- **Exercise objective**
Below are records. Count every line containing the word "Textilien" and give the number alone.

Dataset entries:
****************

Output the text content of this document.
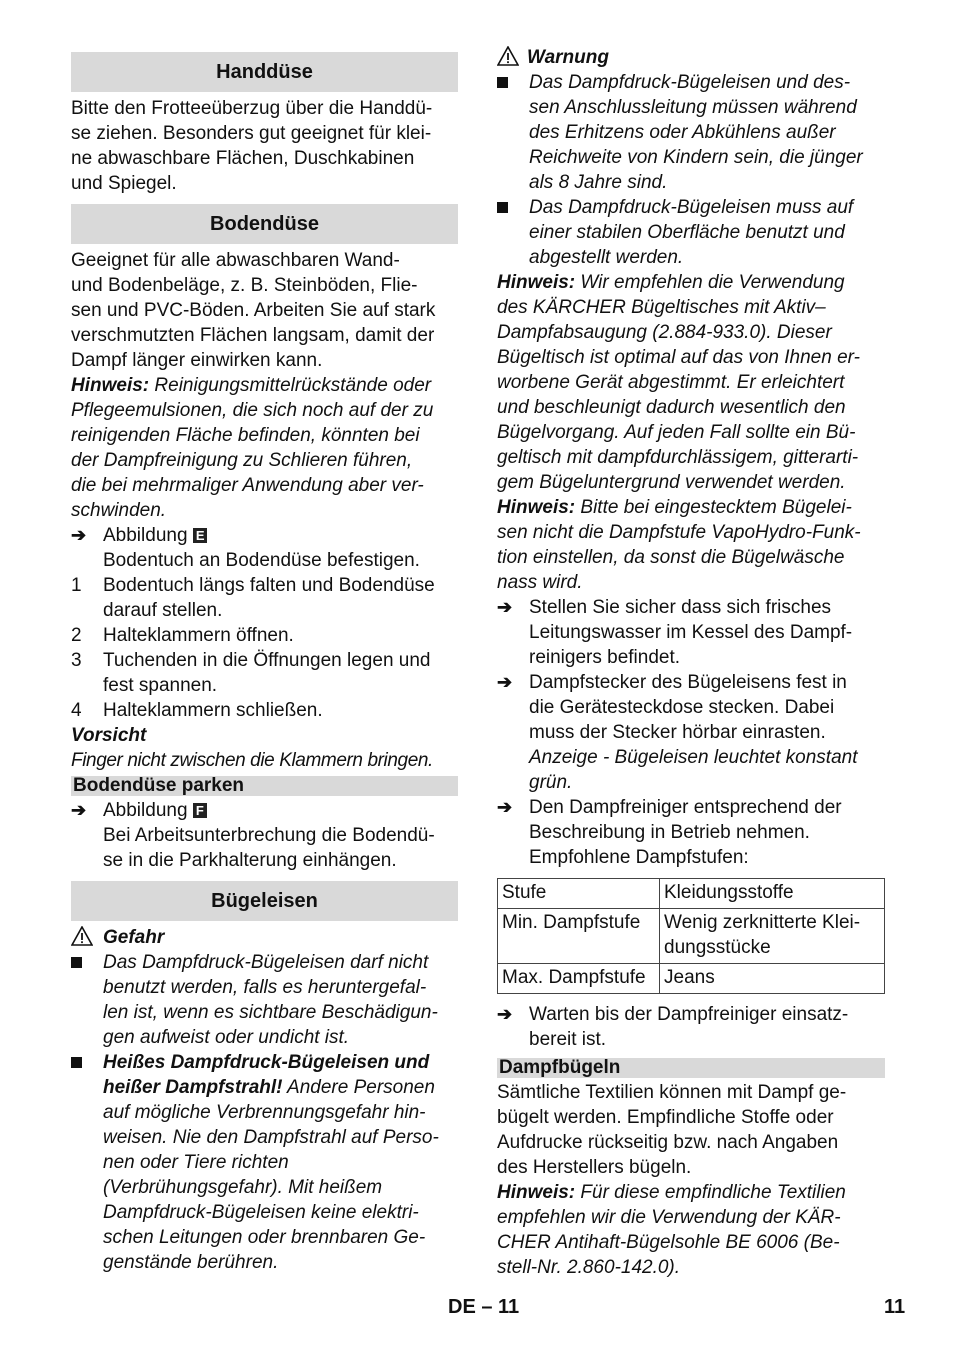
Handdüse

Bitte den Frotteeüberzug über die Handdü-

se ziehen. Besonders gut geeignet für klei-

ne abwaschbare Flächen, Duschkabinen

und Spiegel.

Bodendüse

Geeignet für alle abwaschbaren Wand-

und Bodenbeläge, z. B. Steinböden, Flie-

sen und PVC-Böden. Arbeiten Sie auf stark

verschmutzten Flächen langsam, damit der

Dampf länger einwirken kann.

Hinweis: Reinigungsmittelrückstände oder

Pflegeemulsionen, die sich noch auf der zu

reinigenden Fläche befinden, könnten bei

der Dampfreinigung zu Schlieren führen,

die bei mehrmaliger Anwendung aber ver-

schwinden.

➔ Abbildung E

Bodentuch an Bodendüse befestigen.

1	Bodentuch längs falten und Bodendüse

darauf stellen.

2	Halteklammern öffnen.

3	Tuchenden in die Öffnungen legen und

fest spannen.

4	Halteklammern schließen.

Vorsicht

Finger nicht zwischen die Klammern bringen.

Bodendüse parken
➔ Abbildung F

Bei Arbeitsunterbrechung die Bodendü-

se in die Parkhalterung einhängen.

Bügeleisen

Gefahr

Das Dampfdruck-Bügeleisen darf nicht

benutzt werden, falls es heruntergefal-

len ist, wenn es sichtbare Beschädigun-

gen aufweist oder undicht ist.

Heißes Dampfdruck-Bügeleisen und

heißer Dampfstrahl! Andere Personen

auf mögliche Verbrennungsgefahr hin-

weisen. Nie den Dampfstrahl auf Perso-

nen oder Tiere richten

(Verbrühungsgefahr). Mit heißem

Dampfdruck-Bügeleisen keine elektri-

schen Leitungen oder brennbaren Ge-

genstände berühren.

Warnung

Das Dampfdruck-Bügeleisen und des-

sen Anschlussleitung müssen während

des Erhitzens oder Abkühlens außer

Reichweite von Kindern sein, die jünger

als 8 Jahre sind.

Das Dampfdruck-Bügeleisen muss auf

einer stabilen Oberfläche benutzt und

abgestellt werden.

Hinweis: Wir empfehlen die Verwendung

des KÄRCHER Bügeltisches mit Aktiv–

Dampfabsaugung (2.884-933.0). Dieser

Bügeltisch ist optimal auf das von Ihnen er-

worbene Gerät abgestimmt. Er erleichtert

und beschleunigt dadurch wesentlich den

Bügelvorgang. Auf jeden Fall sollte ein Bü-

geltisch mit dampfdurchlässigem, gitterarti-

gem Bügeluntergrund verwendet werden.

Hinweis: Bitte bei eingestecktem Bügelei-

sen nicht die Dampfstufe VapoHydro-Funk-

tion einstellen, da sonst die Bügelwäsche

nass wird.

➔ Stellen Sie sicher dass sich frisches

Leitungswasser im Kessel des Dampf-

reinigers befindet.

➔ Dampfstecker des Bügeleisens fest in

die Gerätesteckdose stecken. Dabei

muss der Stecker hörbar einrasten.

Anzeige - Bügeleisen leuchtet konstant

grün.

➔ Den Dampfreiniger entsprechend der

Beschreibung in Betrieb nehmen.

Empfohlene Dampfstufen:

Stufe	Kleidungsstoffe
Min. Dampfstufe	Wenig zerknitterte Klei-
dungsstücke
Max. Dampfstufe	Jeans
➔ Warten bis der Dampfreiniger einsatz-

bereit ist.

Dampfbügeln

Sämtliche Textilien können mit Dampf ge-

bügelt werden. Empfindliche Stoffe oder

Aufdrucke rückseitig bzw. nach Angaben

des Herstellers bügeln.

Hinweis: Für diese empfindliche Textilien

empfehlen wir die Verwendung der KÄR-

CHER Antihaft-Bügelsohle BE 6006 (Be-

stell-Nr. 2.860-142.0).

DE – 11	11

****************

- **Full solution**
2